**Dataset entries:**
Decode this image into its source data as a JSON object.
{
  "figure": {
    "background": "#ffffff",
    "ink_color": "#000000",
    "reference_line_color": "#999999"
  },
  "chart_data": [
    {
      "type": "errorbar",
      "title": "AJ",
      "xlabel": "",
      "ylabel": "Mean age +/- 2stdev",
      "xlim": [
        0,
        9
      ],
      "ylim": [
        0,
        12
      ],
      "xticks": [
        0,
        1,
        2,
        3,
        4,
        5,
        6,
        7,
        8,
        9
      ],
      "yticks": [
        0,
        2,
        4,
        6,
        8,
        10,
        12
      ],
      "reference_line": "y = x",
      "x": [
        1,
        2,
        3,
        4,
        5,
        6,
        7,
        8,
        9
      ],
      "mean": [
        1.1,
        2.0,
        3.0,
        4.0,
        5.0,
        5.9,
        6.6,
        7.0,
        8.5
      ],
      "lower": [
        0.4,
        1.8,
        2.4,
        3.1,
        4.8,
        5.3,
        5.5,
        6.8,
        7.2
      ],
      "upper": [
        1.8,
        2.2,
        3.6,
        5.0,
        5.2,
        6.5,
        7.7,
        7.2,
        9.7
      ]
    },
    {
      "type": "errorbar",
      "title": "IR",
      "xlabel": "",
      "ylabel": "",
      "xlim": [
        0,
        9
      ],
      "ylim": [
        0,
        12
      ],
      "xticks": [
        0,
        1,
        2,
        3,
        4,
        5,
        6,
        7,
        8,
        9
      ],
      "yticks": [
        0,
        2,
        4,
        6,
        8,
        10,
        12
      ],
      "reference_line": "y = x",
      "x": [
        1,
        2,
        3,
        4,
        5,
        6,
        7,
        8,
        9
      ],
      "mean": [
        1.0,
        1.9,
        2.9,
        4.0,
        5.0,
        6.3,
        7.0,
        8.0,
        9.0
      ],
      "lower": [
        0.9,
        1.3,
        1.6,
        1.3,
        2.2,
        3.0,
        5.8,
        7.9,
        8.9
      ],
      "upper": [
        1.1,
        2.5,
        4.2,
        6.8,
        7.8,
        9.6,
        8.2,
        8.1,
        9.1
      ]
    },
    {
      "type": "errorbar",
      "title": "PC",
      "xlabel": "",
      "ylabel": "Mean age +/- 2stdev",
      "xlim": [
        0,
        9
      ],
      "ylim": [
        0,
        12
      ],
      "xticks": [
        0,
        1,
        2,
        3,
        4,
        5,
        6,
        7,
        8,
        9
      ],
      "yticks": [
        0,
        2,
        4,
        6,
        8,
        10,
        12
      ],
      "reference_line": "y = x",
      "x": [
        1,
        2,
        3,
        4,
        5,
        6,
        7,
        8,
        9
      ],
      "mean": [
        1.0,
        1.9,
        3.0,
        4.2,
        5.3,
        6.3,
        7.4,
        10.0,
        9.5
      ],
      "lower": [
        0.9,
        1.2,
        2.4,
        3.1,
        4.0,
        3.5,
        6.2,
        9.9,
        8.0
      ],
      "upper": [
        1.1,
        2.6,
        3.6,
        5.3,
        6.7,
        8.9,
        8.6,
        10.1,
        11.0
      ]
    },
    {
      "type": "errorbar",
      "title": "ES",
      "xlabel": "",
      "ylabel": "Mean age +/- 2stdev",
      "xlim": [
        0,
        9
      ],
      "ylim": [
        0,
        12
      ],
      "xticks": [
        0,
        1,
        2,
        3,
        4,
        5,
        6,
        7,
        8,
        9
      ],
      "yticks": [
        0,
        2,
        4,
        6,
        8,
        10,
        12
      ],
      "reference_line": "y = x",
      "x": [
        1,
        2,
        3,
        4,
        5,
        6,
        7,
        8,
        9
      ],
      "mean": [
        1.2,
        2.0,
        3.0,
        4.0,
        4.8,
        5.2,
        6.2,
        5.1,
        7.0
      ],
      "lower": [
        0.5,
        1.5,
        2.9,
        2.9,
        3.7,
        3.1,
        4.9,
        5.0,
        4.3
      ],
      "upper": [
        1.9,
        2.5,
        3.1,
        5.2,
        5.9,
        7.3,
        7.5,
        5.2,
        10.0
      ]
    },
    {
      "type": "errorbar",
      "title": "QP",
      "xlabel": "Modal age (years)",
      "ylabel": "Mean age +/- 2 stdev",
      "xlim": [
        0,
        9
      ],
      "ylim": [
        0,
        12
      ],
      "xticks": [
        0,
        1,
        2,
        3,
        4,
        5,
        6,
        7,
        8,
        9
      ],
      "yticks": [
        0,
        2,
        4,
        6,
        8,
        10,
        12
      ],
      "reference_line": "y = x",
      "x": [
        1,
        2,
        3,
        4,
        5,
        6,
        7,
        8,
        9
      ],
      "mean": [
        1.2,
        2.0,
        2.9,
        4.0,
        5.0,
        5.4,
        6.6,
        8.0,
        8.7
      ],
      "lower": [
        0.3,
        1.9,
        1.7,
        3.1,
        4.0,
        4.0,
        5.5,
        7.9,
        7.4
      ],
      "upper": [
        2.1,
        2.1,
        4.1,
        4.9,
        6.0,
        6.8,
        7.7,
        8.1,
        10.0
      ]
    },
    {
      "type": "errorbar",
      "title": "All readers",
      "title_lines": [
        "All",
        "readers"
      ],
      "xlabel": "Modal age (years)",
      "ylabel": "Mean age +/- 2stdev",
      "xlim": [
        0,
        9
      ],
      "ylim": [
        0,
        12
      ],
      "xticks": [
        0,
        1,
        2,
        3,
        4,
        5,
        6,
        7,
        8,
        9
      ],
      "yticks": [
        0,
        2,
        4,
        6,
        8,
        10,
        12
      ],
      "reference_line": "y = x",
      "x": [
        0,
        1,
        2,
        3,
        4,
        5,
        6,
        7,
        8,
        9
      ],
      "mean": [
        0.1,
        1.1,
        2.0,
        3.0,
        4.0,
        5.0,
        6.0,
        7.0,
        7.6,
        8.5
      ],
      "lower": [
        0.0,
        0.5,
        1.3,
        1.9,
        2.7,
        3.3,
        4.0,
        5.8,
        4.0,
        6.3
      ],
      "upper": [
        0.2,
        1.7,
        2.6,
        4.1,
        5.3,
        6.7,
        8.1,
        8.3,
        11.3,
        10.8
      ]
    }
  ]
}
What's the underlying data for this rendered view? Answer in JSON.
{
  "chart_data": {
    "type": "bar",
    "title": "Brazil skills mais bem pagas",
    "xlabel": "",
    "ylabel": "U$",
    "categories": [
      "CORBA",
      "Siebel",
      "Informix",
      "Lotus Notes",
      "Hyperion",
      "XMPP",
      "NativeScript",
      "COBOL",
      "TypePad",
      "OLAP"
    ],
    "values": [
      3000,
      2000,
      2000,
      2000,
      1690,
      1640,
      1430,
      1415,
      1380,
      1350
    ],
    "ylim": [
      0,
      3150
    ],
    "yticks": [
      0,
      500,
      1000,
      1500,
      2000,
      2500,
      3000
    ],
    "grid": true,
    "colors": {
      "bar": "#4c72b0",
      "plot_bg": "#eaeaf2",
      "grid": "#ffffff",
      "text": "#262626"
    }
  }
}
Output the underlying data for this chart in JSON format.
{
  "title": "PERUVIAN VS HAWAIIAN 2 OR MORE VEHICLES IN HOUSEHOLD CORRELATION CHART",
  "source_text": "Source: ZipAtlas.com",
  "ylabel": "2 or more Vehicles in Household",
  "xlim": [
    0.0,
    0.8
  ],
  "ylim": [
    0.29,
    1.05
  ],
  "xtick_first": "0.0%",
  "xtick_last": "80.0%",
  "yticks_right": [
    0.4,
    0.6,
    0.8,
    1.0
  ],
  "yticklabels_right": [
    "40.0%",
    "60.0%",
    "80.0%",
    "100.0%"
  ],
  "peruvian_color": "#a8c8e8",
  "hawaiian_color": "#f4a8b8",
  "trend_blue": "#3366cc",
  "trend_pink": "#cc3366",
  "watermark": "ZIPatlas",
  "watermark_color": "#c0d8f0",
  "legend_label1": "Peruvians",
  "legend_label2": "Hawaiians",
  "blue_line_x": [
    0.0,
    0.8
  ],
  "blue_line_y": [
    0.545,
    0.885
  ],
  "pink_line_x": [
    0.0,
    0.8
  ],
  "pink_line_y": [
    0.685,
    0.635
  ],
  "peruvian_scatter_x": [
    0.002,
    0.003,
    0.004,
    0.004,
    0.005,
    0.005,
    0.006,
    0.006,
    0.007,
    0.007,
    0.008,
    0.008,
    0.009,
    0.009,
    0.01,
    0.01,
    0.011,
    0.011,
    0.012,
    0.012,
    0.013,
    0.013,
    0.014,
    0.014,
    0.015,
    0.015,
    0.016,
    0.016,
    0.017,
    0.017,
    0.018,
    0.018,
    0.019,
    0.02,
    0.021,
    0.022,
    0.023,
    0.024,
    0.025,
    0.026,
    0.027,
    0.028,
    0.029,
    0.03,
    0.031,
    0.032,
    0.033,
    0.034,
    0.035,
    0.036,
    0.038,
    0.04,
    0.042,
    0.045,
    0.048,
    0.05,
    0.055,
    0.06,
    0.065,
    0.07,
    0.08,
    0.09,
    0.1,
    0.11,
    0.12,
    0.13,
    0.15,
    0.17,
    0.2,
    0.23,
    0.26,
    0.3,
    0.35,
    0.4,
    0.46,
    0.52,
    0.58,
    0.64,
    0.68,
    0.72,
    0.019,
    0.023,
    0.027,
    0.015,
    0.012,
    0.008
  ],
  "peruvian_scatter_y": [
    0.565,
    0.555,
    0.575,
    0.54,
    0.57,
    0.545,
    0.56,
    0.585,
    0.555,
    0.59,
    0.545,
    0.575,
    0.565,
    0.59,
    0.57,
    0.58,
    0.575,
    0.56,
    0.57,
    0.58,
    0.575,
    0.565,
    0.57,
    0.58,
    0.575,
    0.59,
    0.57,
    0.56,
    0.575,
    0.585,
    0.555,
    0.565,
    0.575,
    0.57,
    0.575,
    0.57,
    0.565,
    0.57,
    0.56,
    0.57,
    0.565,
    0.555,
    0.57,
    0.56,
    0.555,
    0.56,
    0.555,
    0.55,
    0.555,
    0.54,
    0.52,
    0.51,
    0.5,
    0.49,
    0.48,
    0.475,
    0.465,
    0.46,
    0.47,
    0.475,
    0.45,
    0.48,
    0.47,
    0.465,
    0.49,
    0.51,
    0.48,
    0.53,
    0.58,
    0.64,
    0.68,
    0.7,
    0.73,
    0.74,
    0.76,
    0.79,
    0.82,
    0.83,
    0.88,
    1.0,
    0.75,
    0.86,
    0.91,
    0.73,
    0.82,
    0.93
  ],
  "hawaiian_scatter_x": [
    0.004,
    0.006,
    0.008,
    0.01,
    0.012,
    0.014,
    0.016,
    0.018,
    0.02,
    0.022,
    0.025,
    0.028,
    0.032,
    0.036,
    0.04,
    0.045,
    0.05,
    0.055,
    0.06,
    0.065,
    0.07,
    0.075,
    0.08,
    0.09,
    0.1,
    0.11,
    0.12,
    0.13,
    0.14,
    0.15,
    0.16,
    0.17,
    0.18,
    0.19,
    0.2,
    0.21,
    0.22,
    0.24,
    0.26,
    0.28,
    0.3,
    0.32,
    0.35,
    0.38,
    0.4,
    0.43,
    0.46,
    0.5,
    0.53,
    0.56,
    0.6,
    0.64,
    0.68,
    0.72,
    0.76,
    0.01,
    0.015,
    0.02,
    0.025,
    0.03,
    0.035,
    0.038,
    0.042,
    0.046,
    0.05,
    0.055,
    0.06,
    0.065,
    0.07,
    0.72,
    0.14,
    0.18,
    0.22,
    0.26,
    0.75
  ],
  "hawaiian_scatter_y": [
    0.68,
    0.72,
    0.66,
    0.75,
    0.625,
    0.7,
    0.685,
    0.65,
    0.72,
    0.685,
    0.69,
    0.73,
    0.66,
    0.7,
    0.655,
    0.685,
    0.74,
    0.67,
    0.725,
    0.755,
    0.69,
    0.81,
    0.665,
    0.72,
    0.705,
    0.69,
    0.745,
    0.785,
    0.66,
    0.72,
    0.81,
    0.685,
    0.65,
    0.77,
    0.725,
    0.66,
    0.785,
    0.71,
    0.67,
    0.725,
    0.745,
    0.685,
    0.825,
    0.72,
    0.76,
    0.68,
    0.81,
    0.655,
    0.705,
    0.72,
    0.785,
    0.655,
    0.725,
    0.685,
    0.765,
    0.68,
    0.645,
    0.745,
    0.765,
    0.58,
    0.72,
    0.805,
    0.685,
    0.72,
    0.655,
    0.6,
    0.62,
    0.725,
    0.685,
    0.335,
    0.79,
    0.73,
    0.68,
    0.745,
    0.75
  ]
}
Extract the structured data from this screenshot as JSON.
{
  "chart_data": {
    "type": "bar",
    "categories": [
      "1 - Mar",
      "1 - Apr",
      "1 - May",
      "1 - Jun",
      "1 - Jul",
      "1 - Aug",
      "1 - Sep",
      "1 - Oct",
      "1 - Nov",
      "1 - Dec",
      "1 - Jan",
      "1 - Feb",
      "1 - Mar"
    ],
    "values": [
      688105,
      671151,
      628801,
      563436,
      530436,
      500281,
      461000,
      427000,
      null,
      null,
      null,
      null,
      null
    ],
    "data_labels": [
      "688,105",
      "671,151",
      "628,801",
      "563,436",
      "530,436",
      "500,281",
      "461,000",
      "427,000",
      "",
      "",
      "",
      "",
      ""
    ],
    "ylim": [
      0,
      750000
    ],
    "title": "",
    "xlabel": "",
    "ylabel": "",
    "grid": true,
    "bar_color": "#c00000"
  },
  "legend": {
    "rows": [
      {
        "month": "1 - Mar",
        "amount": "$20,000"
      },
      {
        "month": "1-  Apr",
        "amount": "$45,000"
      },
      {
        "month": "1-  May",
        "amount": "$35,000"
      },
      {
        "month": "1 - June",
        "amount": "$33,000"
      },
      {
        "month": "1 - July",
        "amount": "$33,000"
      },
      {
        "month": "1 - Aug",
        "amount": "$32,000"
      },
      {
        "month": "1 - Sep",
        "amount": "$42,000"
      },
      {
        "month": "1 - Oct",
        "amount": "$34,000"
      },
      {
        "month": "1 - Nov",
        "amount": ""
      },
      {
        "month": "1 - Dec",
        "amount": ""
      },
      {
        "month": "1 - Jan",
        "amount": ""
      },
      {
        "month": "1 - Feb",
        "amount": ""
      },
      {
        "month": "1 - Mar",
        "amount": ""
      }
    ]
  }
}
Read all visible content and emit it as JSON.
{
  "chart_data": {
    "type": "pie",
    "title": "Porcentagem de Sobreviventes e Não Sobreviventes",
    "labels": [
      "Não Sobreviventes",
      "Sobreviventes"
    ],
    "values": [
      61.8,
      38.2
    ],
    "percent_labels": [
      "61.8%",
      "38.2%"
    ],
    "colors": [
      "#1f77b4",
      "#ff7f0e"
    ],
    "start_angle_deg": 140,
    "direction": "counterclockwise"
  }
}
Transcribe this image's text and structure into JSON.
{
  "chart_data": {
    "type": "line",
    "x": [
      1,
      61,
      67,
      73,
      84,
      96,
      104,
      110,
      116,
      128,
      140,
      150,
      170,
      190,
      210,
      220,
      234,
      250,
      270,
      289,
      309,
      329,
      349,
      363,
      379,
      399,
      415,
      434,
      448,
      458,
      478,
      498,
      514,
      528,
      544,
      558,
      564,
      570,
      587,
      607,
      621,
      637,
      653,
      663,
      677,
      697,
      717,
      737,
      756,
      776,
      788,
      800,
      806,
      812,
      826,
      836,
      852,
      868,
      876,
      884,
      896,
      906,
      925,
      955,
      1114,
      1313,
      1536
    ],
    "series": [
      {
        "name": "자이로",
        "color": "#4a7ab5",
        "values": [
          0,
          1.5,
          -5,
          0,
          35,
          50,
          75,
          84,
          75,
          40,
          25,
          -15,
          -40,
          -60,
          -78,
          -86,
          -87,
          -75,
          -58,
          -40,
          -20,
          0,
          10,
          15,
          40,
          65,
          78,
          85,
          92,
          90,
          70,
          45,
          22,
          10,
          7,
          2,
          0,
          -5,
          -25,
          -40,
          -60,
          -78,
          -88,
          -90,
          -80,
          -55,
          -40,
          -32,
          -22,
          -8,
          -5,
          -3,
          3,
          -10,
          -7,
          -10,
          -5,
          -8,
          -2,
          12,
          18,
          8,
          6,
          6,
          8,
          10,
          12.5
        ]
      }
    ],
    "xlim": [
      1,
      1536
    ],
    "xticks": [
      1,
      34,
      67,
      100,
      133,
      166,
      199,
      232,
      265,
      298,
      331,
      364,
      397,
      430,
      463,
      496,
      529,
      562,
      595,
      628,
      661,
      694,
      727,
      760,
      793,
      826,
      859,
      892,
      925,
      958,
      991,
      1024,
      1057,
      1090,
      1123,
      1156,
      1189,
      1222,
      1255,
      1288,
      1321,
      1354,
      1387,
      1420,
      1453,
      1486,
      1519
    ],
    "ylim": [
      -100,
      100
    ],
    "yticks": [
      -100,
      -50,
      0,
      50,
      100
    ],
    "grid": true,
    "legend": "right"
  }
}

**Task prompt:** Your answer should be one number: how many lines in the material above contain the string "JSON".

**Written response:** 6